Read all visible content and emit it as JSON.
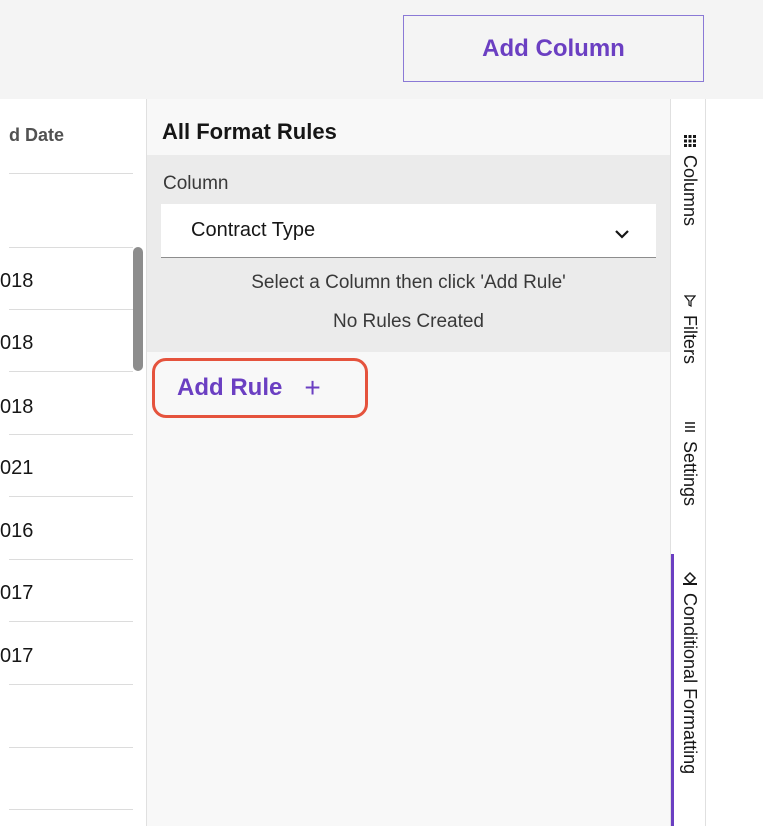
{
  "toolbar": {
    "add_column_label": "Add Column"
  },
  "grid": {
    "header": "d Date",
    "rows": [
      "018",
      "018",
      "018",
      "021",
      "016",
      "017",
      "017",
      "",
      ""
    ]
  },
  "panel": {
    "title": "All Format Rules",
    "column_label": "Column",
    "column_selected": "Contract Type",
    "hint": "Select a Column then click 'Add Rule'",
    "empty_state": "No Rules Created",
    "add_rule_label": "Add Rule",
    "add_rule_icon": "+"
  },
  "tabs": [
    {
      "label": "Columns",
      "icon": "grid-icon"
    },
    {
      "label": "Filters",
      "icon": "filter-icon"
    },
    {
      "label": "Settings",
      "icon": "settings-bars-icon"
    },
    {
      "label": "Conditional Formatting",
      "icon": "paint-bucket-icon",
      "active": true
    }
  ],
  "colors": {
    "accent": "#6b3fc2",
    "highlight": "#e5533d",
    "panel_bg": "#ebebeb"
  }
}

==

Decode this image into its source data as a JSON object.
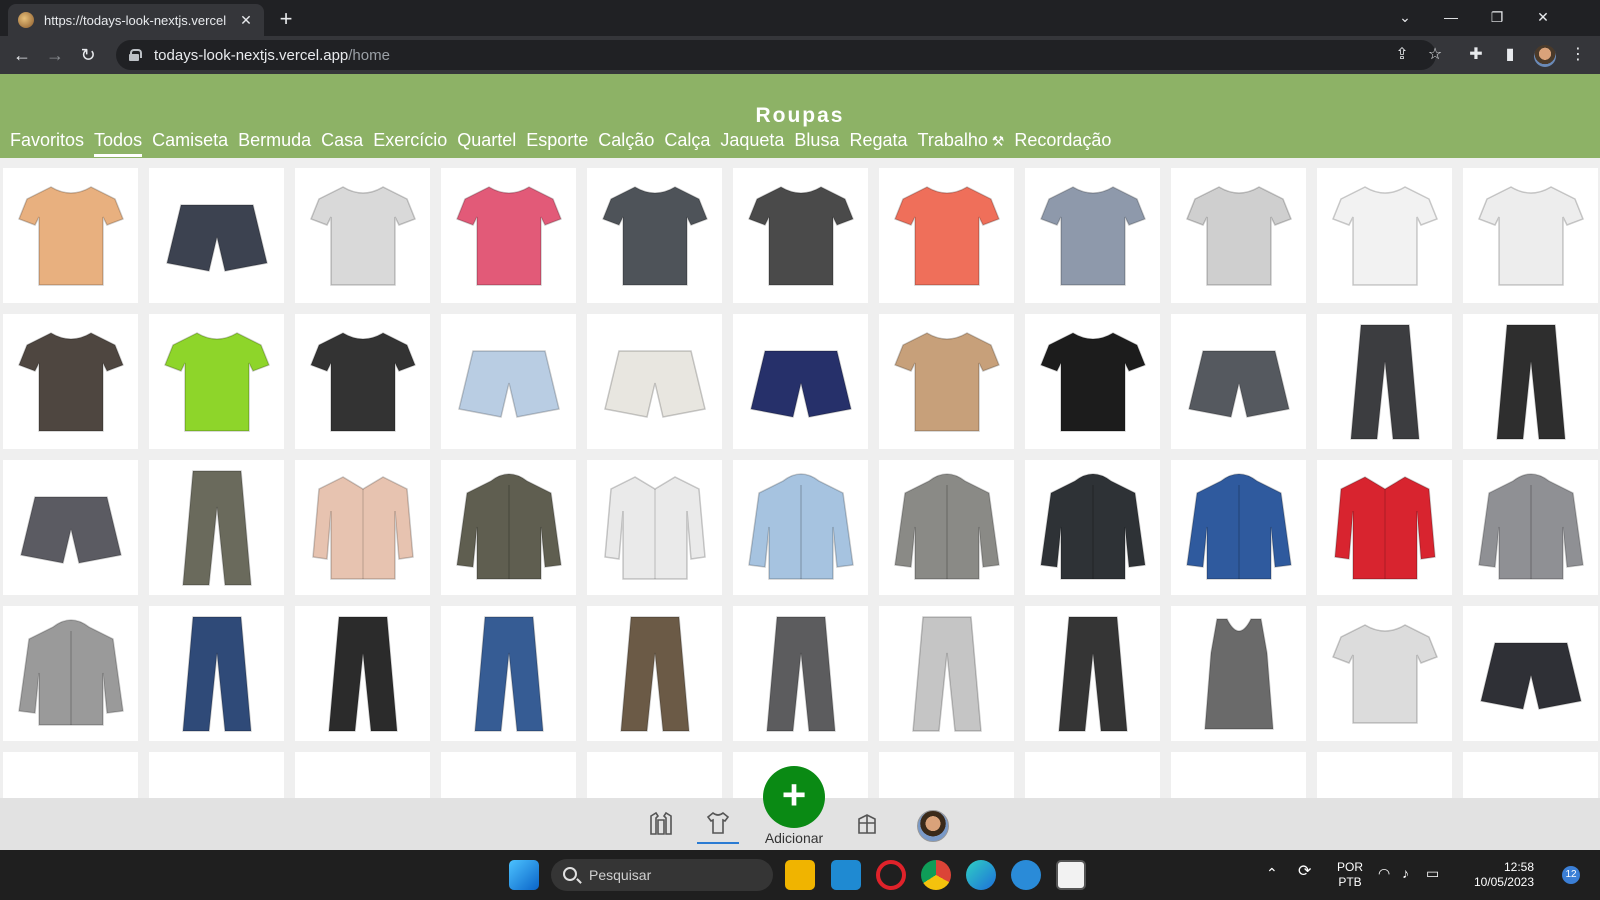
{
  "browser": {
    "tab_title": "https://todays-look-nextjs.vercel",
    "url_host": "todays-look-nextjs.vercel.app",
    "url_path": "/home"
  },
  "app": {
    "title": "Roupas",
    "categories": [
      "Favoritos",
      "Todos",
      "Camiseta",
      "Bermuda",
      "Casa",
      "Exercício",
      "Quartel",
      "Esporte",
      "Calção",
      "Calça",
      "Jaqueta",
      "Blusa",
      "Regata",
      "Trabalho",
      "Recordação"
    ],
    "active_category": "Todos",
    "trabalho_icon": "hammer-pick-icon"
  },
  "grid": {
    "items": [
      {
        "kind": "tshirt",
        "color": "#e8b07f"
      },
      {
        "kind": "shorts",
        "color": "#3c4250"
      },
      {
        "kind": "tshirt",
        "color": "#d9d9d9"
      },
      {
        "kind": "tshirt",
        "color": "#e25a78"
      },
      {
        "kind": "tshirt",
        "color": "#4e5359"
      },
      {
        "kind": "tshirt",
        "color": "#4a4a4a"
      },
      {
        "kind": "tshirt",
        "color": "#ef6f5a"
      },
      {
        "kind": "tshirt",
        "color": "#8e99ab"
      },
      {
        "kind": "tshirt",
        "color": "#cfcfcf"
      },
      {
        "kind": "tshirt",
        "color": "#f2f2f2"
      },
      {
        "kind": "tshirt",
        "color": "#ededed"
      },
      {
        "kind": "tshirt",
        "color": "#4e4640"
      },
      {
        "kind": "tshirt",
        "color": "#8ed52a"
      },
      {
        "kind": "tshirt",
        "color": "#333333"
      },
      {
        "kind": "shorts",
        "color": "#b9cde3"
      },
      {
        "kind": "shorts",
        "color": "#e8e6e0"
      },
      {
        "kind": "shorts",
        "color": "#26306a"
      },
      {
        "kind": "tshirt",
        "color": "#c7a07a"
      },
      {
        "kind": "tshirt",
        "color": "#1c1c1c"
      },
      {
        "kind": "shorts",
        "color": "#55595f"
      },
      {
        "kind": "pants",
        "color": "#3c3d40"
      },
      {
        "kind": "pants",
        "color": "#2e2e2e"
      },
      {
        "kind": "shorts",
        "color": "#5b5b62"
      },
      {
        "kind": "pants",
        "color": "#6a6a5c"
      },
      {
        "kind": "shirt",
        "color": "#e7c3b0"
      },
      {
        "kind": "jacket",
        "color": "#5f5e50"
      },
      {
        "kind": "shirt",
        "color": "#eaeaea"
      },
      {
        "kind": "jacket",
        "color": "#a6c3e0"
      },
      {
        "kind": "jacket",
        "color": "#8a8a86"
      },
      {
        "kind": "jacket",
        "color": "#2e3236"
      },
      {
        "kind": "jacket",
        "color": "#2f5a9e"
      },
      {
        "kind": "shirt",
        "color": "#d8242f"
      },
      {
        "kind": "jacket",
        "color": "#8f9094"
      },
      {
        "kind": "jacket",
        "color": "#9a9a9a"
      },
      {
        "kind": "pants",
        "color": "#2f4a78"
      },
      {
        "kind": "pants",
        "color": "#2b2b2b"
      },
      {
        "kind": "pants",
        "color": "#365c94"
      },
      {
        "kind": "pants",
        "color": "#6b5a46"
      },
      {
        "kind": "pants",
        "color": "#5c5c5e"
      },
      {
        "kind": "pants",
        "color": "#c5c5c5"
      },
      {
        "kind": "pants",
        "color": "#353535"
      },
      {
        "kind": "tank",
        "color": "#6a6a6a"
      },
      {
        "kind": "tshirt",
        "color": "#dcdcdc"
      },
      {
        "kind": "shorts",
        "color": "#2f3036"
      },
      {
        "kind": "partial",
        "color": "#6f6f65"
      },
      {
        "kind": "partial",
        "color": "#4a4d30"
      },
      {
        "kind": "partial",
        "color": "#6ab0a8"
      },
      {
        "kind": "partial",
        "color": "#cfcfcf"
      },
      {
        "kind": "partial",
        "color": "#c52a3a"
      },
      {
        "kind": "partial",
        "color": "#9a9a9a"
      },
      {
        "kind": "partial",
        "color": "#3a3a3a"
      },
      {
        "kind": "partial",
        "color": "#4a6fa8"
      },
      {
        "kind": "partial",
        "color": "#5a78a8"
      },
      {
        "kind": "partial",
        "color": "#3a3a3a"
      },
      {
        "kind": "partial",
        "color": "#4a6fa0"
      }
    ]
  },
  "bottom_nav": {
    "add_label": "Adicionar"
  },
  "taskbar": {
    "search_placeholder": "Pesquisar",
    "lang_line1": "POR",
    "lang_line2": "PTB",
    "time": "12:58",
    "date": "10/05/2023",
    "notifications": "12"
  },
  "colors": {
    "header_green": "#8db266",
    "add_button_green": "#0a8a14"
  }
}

**Exercise description:** Of the lines in the listing, how many hold the word "vercel"? Nothing but the number is needed.

**Solution below:** 2